▶ _What you will do_: All of the lines below are to be printed again exactly; images are excluded from the output.

▶ _Recorded data_:
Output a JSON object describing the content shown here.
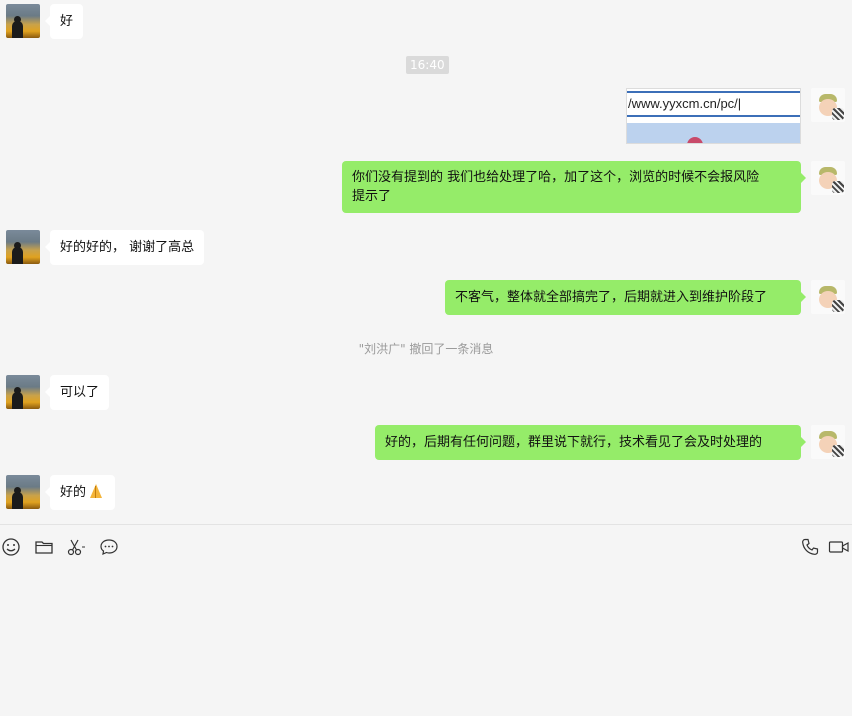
{
  "chat": {
    "timestamp": "16:40",
    "screenshot_url_text": "/www.yyxcm.cn/pc/|",
    "recall_notice": "\"刘洪广\" 撤回了一条消息",
    "messages": [
      {
        "side": "left",
        "text": "好"
      },
      {
        "side": "right",
        "type": "image",
        "text": "/www.yyxcm.cn/pc/|"
      },
      {
        "side": "right",
        "text_line1": "你们没有提到的 我们也给处理了哈，加了这个，浏览的时候不会报风险",
        "text_line2": "提示了"
      },
      {
        "side": "left",
        "text": "好的好的， 谢谢了高总"
      },
      {
        "side": "right",
        "text": "不客气，整体就全部搞完了，后期就进入到维护阶段了"
      },
      {
        "side": "left",
        "text": "可以了"
      },
      {
        "side": "right",
        "text": "好的，后期有任何问题，群里说下就行，技术看见了会及时处理的"
      },
      {
        "side": "left",
        "text": "好的",
        "emoji": "pray-emoji"
      }
    ]
  },
  "toolbar": {
    "left_icons": [
      "emoji-icon",
      "folder-icon",
      "scissors-icon",
      "chat-bubble-icon"
    ],
    "right_icons": [
      "phone-icon",
      "video-camera-icon"
    ]
  },
  "colors": {
    "background": "#f5f5f5",
    "sent_bubble": "#95ec69",
    "received_bubble": "#ffffff",
    "time_badge": "#dadada",
    "recall_text": "#9a9a9a"
  }
}
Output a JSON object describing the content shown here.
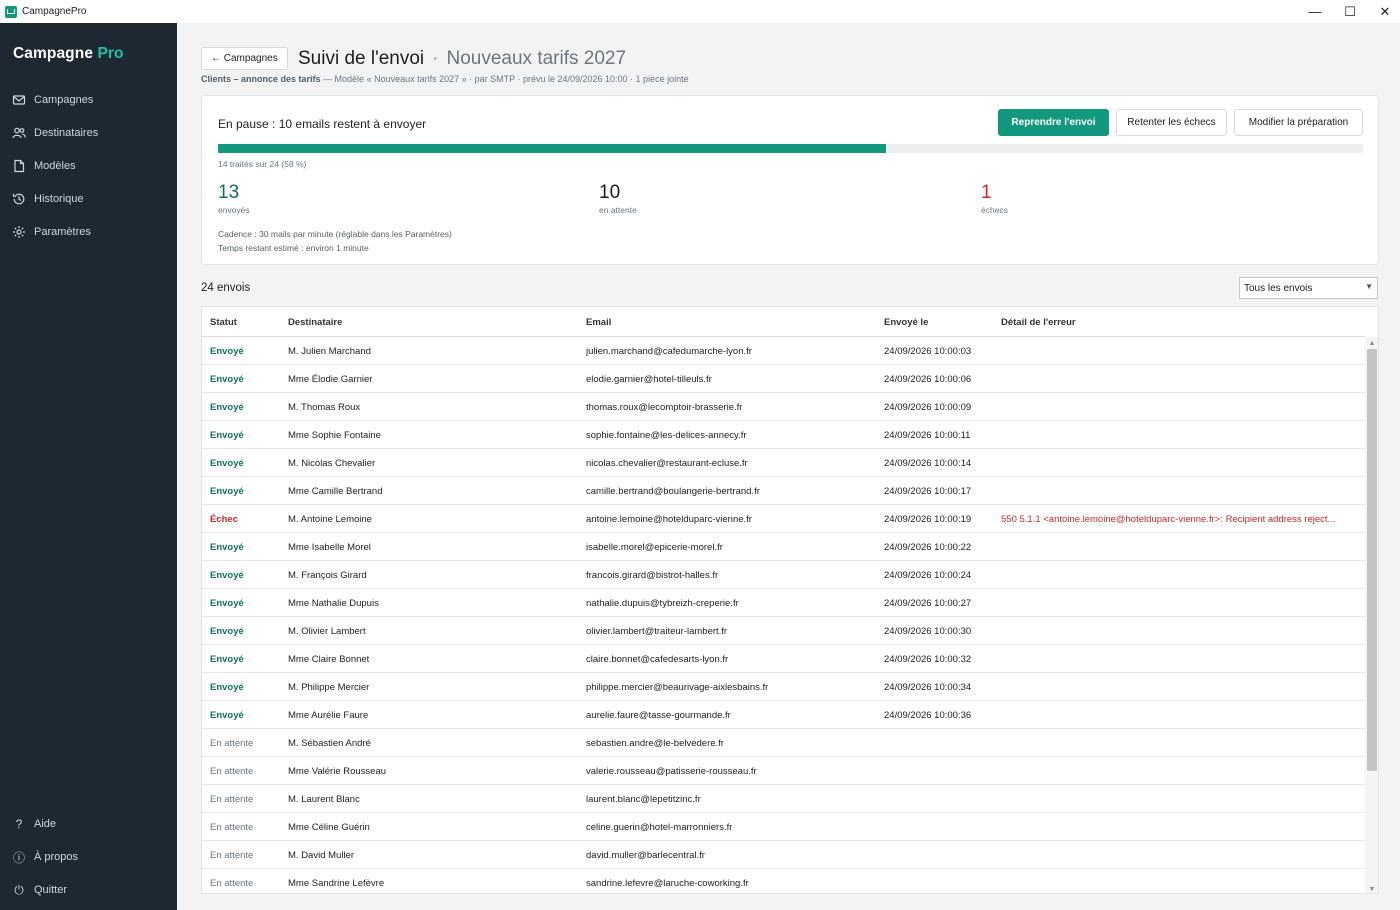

▶ _Written answer_:
Output a JSON object describing the content shown here.
{
  "chat": {
    "timestamp": "16:40",
    "screenshot_url_text": "/www.yyxcm.cn/pc/|",
    "recall_notice": "\"刘洪广\" 撤回了一条消息",
    "messages": [
      {
        "side": "left",
        "text": "好"
      },
      {
        "side": "right",
        "type": "image",
        "text": "/www.yyxcm.cn/pc/|"
      },
      {
        "side": "right",
        "text_line1": "你们没有提到的 我们也给处理了哈，加了这个，浏览的时候不会报风险",
        "text_line2": "提示了"
      },
      {
        "side": "left",
        "text": "好的好的， 谢谢了高总"
      },
      {
        "side": "right",
        "text": "不客气，整体就全部搞完了，后期就进入到维护阶段了"
      },
      {
        "side": "left",
        "text": "可以了"
      },
      {
        "side": "right",
        "text": "好的，后期有任何问题，群里说下就行，技术看见了会及时处理的"
      },
      {
        "side": "left",
        "text": "好的",
        "emoji": "pray-emoji"
      }
    ]
  },
  "toolbar": {
    "left_icons": [
      "emoji-icon",
      "folder-icon",
      "scissors-icon",
      "chat-bubble-icon"
    ],
    "right_icons": [
      "phone-icon",
      "video-camera-icon"
    ]
  },
  "colors": {
    "background": "#f5f5f5",
    "sent_bubble": "#95ec69",
    "received_bubble": "#ffffff",
    "time_badge": "#dadada",
    "recall_text": "#9a9a9a"
  }
}
Output a JSON object describing the content shown here.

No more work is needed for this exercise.